• [SEITE]

Nach dem erneuten Erwerb eines sündhaft teuren Originals des Meisters Eustachius, vertraut sich Dagobert den Erbneffen an: In einer der Trompeten soll sich ein Plan befinden, der den Weg zu einer kürbisgroßen Perle weist. Ausgerechnet Donald gibt Dagobert den entscheidenden Hinweis, wo sich der Plan befinden könnte. Die Reise zum Ort des Plans führt über mittelalterlich anmutende orientalische Städte – und schließlich zu der Perle selbst, wo eine unangenehme Überraschung auf die Ducks wartet.

Von den fünf Geschichten des Bands ist diese wohl die Schwächste. Der Beginn ist verheißungsvoll und originell. Doch gegen Ende hin flacht die Story etwas ab und der Schluss ist etwas gewollt auf überraschend getrimmt. In den meisten anderen LTBs wäre diese Story ein Highlight – hier bildet sie das (dennoch hochwertige!) Schlusslicht unter extrem gelungenen Geschichten.

• [GESPEICHERTE DATEN]

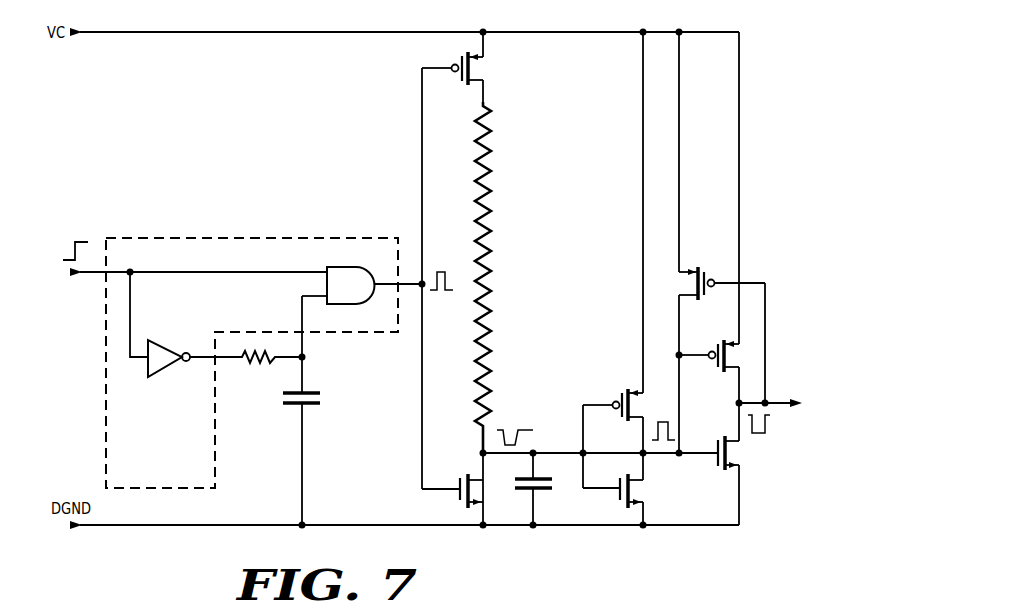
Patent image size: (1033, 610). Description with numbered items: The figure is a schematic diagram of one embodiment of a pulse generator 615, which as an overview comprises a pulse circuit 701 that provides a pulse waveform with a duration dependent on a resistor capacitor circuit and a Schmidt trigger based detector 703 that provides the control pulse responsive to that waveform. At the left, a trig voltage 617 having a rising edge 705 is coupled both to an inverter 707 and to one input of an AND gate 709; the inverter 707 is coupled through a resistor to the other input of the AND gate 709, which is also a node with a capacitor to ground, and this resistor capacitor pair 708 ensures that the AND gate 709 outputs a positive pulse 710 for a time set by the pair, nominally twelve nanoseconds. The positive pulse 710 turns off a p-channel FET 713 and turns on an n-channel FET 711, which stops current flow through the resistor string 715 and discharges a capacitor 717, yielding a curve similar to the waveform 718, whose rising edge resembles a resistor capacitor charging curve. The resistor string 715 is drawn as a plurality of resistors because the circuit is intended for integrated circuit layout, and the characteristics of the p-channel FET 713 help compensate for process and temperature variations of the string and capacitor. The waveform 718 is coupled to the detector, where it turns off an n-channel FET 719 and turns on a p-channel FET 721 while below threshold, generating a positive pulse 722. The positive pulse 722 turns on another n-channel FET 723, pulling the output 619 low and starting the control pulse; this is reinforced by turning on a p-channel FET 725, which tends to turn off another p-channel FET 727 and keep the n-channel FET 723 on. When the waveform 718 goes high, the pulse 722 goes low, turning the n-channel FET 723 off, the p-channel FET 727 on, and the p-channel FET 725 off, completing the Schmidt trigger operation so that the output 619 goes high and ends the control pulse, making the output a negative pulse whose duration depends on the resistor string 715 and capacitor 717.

---

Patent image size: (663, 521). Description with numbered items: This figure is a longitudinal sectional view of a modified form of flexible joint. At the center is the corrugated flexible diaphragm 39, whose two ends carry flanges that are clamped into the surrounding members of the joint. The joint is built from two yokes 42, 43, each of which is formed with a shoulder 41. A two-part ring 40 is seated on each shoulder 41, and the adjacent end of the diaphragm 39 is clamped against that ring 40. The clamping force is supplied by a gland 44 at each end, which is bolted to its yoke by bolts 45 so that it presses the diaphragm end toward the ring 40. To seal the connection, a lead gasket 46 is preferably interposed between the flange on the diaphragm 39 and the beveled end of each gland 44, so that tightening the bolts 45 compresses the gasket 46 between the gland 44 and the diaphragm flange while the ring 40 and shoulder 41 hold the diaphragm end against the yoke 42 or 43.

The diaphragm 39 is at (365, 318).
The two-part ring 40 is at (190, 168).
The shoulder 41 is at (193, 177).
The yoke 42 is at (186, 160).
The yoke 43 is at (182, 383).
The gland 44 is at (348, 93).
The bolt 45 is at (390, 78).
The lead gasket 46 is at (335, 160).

• [AUFGABE] Nenne alle Einzelfiguren, die in der Rezension oben mit Namen vorkommen.

• [VOLLSTÄNDIGE ANTWORT]
- Meister Eustachius
- Dagobert
- Donald